Instruction: Skip the images and return the records below exactly.

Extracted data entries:
◇ ◇ ◇ ◇
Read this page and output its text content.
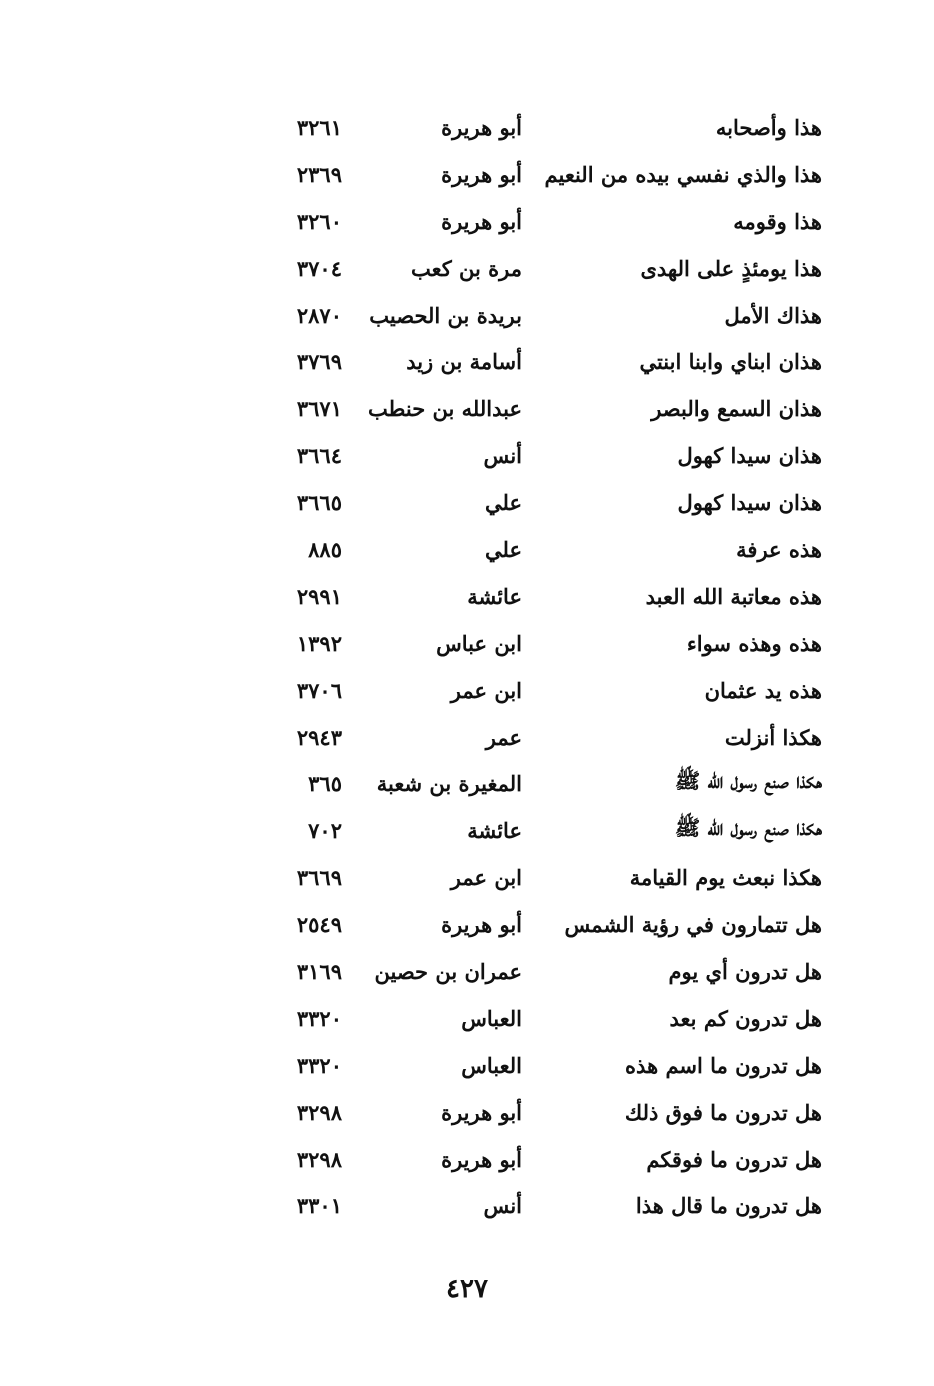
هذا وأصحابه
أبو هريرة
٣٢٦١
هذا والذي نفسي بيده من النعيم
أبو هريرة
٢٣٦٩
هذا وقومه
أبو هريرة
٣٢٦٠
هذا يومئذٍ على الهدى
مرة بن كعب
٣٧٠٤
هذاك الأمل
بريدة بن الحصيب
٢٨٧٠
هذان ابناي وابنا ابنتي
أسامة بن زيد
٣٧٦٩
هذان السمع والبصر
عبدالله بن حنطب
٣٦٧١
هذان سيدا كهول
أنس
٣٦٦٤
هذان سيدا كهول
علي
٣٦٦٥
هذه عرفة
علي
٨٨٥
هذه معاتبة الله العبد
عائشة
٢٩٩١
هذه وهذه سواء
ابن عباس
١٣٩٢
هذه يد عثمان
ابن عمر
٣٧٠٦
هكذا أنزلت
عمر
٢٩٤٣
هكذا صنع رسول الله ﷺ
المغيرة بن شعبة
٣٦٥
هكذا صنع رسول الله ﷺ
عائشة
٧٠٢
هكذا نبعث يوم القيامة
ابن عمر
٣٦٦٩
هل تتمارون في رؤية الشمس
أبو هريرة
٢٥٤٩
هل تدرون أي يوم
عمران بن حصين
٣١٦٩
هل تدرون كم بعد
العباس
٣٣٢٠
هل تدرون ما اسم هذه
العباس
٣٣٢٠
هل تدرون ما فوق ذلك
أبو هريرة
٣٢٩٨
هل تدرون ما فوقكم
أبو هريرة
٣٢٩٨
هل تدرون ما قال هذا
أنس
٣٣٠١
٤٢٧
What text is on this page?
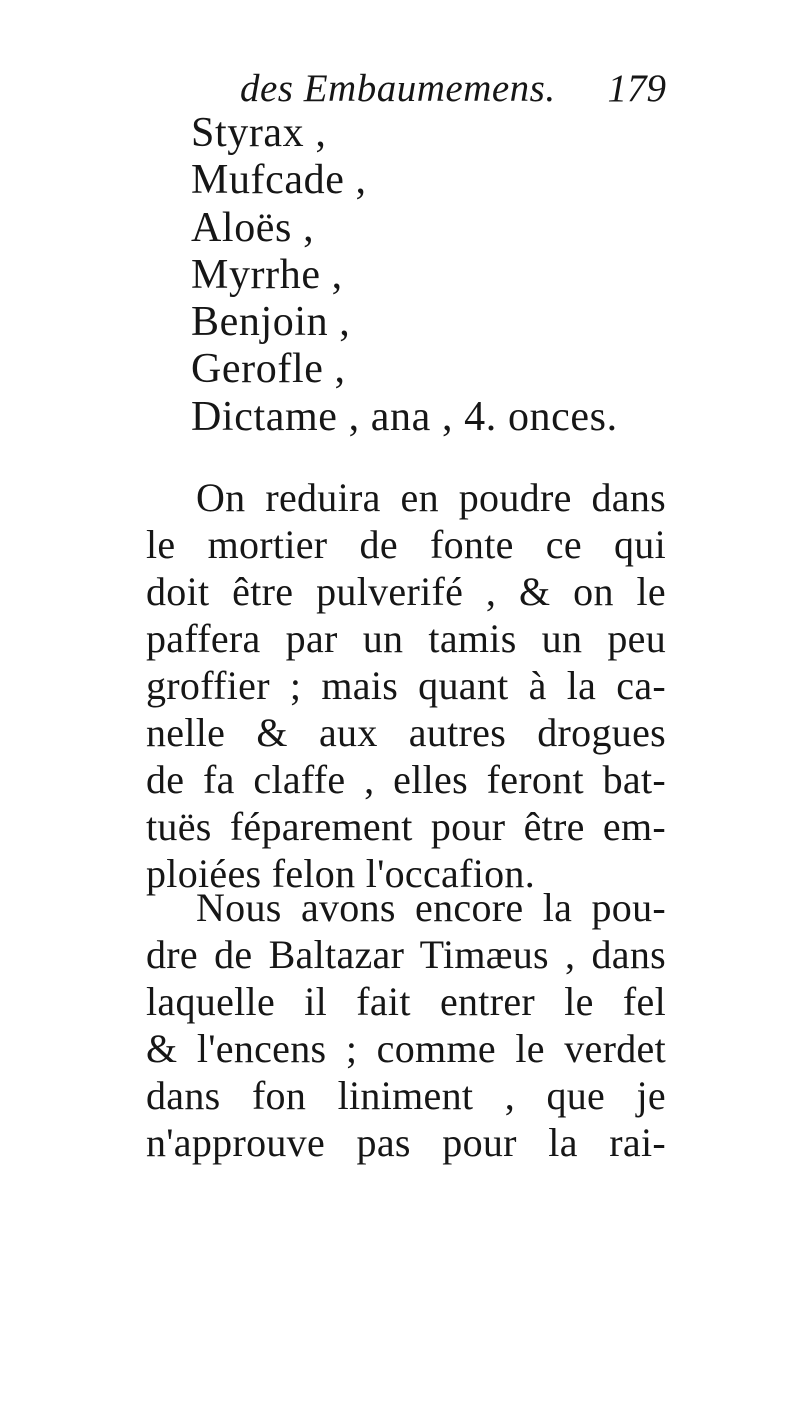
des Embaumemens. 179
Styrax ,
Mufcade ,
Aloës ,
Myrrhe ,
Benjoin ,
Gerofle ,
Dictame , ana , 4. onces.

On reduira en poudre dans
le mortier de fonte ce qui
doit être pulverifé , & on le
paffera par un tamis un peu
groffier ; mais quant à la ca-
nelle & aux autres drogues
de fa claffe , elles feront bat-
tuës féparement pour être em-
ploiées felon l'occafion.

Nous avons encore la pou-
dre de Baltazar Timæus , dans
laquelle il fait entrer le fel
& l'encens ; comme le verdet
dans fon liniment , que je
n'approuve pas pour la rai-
◇ ◇ ◇ ◇
Response to this task:
Read this page and output its text content.
هذا وأصحابه
أبو هريرة
٣٢٦١
هذا والذي نفسي بيده من النعيم
أبو هريرة
٢٣٦٩
هذا وقومه
أبو هريرة
٣٢٦٠
هذا يومئذٍ على الهدى
مرة بن كعب
٣٧٠٤
هذاك الأمل
بريدة بن الحصيب
٢٨٧٠
هذان ابناي وابنا ابنتي
أسامة بن زيد
٣٧٦٩
هذان السمع والبصر
عبدالله بن حنطب
٣٦٧١
هذان سيدا كهول
أنس
٣٦٦٤
هذان سيدا كهول
علي
٣٦٦٥
هذه عرفة
علي
٨٨٥
هذه معاتبة الله العبد
عائشة
٢٩٩١
هذه وهذه سواء
ابن عباس
١٣٩٢
هذه يد عثمان
ابن عمر
٣٧٠٦
هكذا أنزلت
عمر
٢٩٤٣
هكذا صنع رسول الله ﷺ
المغيرة بن شعبة
٣٦٥
هكذا صنع رسول الله ﷺ
عائشة
٧٠٢
هكذا نبعث يوم القيامة
ابن عمر
٣٦٦٩
هل تتمارون في رؤية الشمس
أبو هريرة
٢٥٤٩
هل تدرون أي يوم
عمران بن حصين
٣١٦٩
هل تدرون كم بعد
العباس
٣٣٢٠
هل تدرون ما اسم هذه
العباس
٣٣٢٠
هل تدرون ما فوق ذلك
أبو هريرة
٣٢٩٨
هل تدرون ما فوقكم
أبو هريرة
٣٢٩٨
هل تدرون ما قال هذا
أنس
٣٣٠١
٤٢٧
What text is on this page?
des Embaumemens. 179
Styrax ,
Mufcade ,
Aloës ,
Myrrhe ,
Benjoin ,
Gerofle ,
Dictame , ana , 4. onces.

On reduira en poudre dans
le mortier de fonte ce qui
doit être pulverifé , & on le
paffera par un tamis un peu
groffier ; mais quant à la ca-
nelle & aux autres drogues
de fa claffe , elles feront bat-
tuës féparement pour être em-
ploiées felon l'occafion.

Nous avons encore la pou-
dre de Baltazar Timæus , dans
laquelle il fait entrer le fel
& l'encens ; comme le verdet
dans fon liniment , que je
n'approuve pas pour la rai-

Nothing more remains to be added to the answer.